## Exercise goal
Gather all lines in the records below that include the word "JSON".

Data tied to figure images
● ● ● ● ● ● ●

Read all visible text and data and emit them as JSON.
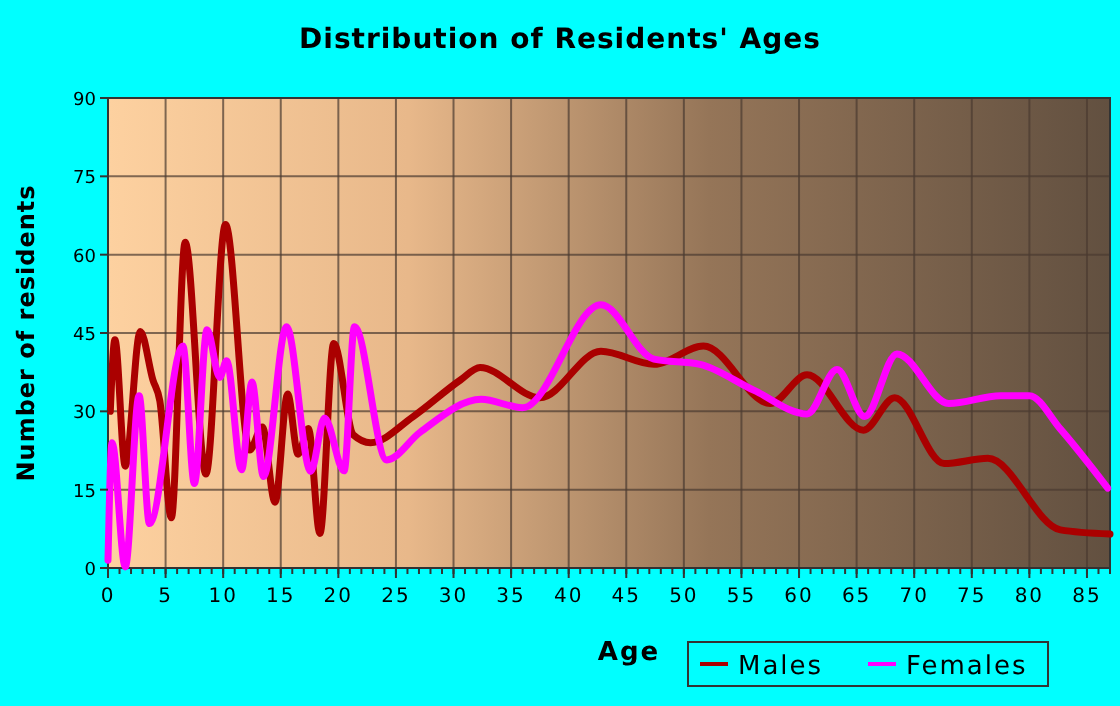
{
  "chart_data": {
    "type": "line",
    "title": "Distribution of Residents' Ages",
    "xlabel": "Age",
    "ylabel": "Number of residents",
    "xlim": [
      0,
      87
    ],
    "xticks": [
      0,
      5,
      10,
      15,
      20,
      25,
      30,
      35,
      40,
      45,
      50,
      55,
      60,
      65,
      70,
      75,
      80,
      85
    ],
    "ylim": [
      0,
      90
    ],
    "yticks": [
      0,
      15,
      30,
      45,
      60,
      75,
      90
    ],
    "grid": true,
    "legend": "bottom right",
    "marker": "none",
    "line_style": "solid",
    "series": [
      {
        "name": "Males",
        "color": "#aa0000",
        "x": [
          0.2,
          0.6,
          1.5,
          2.8,
          3.9,
          4.5,
          5.5,
          6.7,
          8.5,
          10.2,
          12.3,
          13.4,
          14.5,
          15.6,
          16.5,
          17.4,
          18.4,
          19.6,
          21.3,
          22.8,
          26.5,
          30.6,
          32.3,
          37.5,
          42.8,
          47.4,
          51.7,
          57.5,
          60.7,
          65.6,
          68.3,
          72.6,
          76.4,
          82.7,
          87
        ],
        "values": [
          30,
          43.7,
          19.5,
          45.3,
          36,
          32,
          9.6,
          62.4,
          18,
          65.8,
          22.6,
          27,
          12.6,
          33.3,
          21.8,
          26.7,
          6.6,
          43,
          25.5,
          24,
          29,
          36,
          38.4,
          32.6,
          41.5,
          39,
          42.5,
          31.5,
          37,
          26.4,
          32.6,
          20,
          21,
          7.3,
          6.5
        ]
      },
      {
        "name": "Females",
        "color": "#ff00ff",
        "x": [
          0,
          0.35,
          1.5,
          2.7,
          3.6,
          6.5,
          7.5,
          8.6,
          9.7,
          10.3,
          11.6,
          12.5,
          13.5,
          15.5,
          17.6,
          18.8,
          20.5,
          21.4,
          24.2,
          27.1,
          32.4,
          36,
          42.8,
          47.4,
          51.4,
          56.1,
          60.7,
          63.3,
          65.7,
          68.5,
          73,
          77.5,
          80,
          82.7,
          86.8
        ],
        "values": [
          1.5,
          24,
          0.2,
          33,
          8.5,
          42.5,
          16.2,
          45.6,
          36.5,
          39.7,
          18.8,
          35.6,
          17.5,
          46.2,
          18.5,
          28.7,
          18.6,
          46.2,
          20.7,
          26,
          32.3,
          30.7,
          50.4,
          40,
          39,
          34,
          29.5,
          38,
          29,
          41,
          31.5,
          33,
          33,
          26.6,
          15.3
        ]
      }
    ]
  }
}
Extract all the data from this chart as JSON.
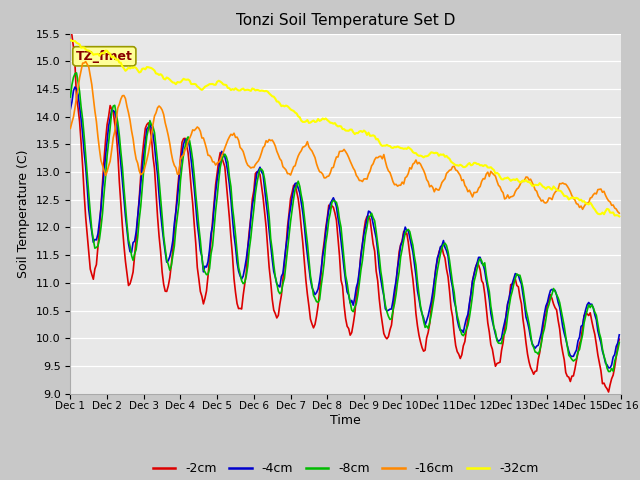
{
  "title": "Tonzi Soil Temperature Set D",
  "xlabel": "Time",
  "ylabel": "Soil Temperature (C)",
  "ylim": [
    9.0,
    15.5
  ],
  "fig_bg_color": "#c8c8c8",
  "plot_bg_color": "#e8e8e8",
  "annotation_text": "TZ_fmet",
  "annotation_box_color": "#ffff99",
  "annotation_text_color": "#880000",
  "legend_labels": [
    "-2cm",
    "-4cm",
    "-8cm",
    "-16cm",
    "-32cm"
  ],
  "line_colors": [
    "#dd0000",
    "#0000cc",
    "#00bb00",
    "#ff8800",
    "#ffff00"
  ],
  "line_widths": [
    1.2,
    1.2,
    1.2,
    1.2,
    1.5
  ],
  "yticks": [
    9.0,
    9.5,
    10.0,
    10.5,
    11.0,
    11.5,
    12.0,
    12.5,
    13.0,
    13.5,
    14.0,
    14.5,
    15.0,
    15.5
  ],
  "x_tick_labels": [
    "Dec 1",
    "Dec 2",
    "Dec 3",
    "Dec 4",
    "Dec 5",
    "Dec 6",
    "Dec 7",
    "Dec 8",
    "Dec 9",
    "Dec 10",
    "Dec 11",
    "Dec 12",
    "Dec 13",
    "Dec 14",
    "Dec 15",
    "Dec 16"
  ],
  "n_per_day": 24,
  "n_days": 15
}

● ● ● ● ● ● ●

## Result below
Read all visible text and data and emit them as JSON.
Extract all the data from this chart as JSON.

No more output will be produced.